* **PROBLEM TO WORK ON**
Copy out each line exactly as it appears.

* **RECORD LIST**
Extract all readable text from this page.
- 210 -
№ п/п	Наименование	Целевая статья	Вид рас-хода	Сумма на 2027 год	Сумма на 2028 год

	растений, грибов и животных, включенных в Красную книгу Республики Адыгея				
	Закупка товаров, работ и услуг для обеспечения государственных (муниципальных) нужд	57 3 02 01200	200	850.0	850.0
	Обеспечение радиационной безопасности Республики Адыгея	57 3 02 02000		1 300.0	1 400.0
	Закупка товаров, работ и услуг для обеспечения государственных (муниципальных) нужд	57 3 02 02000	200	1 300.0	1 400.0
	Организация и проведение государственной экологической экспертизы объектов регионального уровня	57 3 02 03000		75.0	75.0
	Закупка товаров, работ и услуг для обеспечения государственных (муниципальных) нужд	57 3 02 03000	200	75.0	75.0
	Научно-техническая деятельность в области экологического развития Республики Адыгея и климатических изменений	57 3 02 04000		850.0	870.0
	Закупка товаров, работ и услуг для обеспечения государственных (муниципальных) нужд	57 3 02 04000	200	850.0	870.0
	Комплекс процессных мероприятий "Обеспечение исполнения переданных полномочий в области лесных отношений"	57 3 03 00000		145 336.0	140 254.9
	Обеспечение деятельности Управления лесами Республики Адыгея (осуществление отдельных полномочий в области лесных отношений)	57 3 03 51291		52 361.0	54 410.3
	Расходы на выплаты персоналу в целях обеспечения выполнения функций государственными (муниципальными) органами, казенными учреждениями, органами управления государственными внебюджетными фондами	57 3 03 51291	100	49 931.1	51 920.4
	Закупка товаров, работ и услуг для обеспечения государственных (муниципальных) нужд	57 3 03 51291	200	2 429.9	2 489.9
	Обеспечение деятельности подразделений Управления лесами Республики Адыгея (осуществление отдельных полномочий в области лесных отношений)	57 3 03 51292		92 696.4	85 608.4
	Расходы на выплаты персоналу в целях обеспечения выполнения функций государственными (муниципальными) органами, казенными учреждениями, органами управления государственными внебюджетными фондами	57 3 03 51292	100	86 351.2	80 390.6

* **FINISHED ANSWER**
Extract all readable text from this page.
- 210 -
№ п/п	Наименование	Целевая статья	Вид рас-хода	Сумма на 2027 год	Сумма на 2028 год

	растений, грибов и животных, включенных в Красную книгу Республики Адыгея				
	Закупка товаров, работ и услуг для обеспечения государственных (муниципальных) нужд	57 3 02 01200	200	850.0	850.0
	Обеспечение радиационной безопасности Республики Адыгея	57 3 02 02000		1 300.0	1 400.0
	Закупка товаров, работ и услуг для обеспечения государственных (муниципальных) нужд	57 3 02 02000	200	1 300.0	1 400.0
	Организация и проведение государственной экологической экспертизы объектов регионального уровня	57 3 02 03000		75.0	75.0
	Закупка товаров, работ и услуг для обеспечения государственных (муниципальных) нужд	57 3 02 03000	200	75.0	75.0
	Научно-техническая деятельность в области экологического развития Республики Адыгея и климатических изменений	57 3 02 04000		850.0	870.0
	Закупка товаров, работ и услуг для обеспечения государственных (муниципальных) нужд	57 3 02 04000	200	850.0	870.0
	Комплекс процессных мероприятий "Обеспечение исполнения переданных полномочий в области лесных отношений"	57 3 03 00000		145 336.0	140 254.9
	Обеспечение деятельности Управления лесами Республики Адыгея (осуществление отдельных полномочий в области лесных отношений)	57 3 03 51291		52 361.0	54 410.3
	Расходы на выплаты персоналу в целях обеспечения выполнения функций государственными (муниципальными) органами, казенными учреждениями, органами управления государственными внебюджетными фондами	57 3 03 51291	100	49 931.1	51 920.4
	Закупка товаров, работ и услуг для обеспечения государственных (муниципальных) нужд	57 3 03 51291	200	2 429.9	2 489.9
	Обеспечение деятельности подразделений Управления лесами Республики Адыгея (осуществление отдельных полномочий в области лесных отношений)	57 3 03 51292		92 696.4	85 608.4
	Расходы на выплаты персоналу в целях обеспечения выполнения функций государственными (муниципальными) органами, казенными учреждениями, органами управления государственными внебюджетными фондами	57 3 03 51292	100	86 351.2	80 390.6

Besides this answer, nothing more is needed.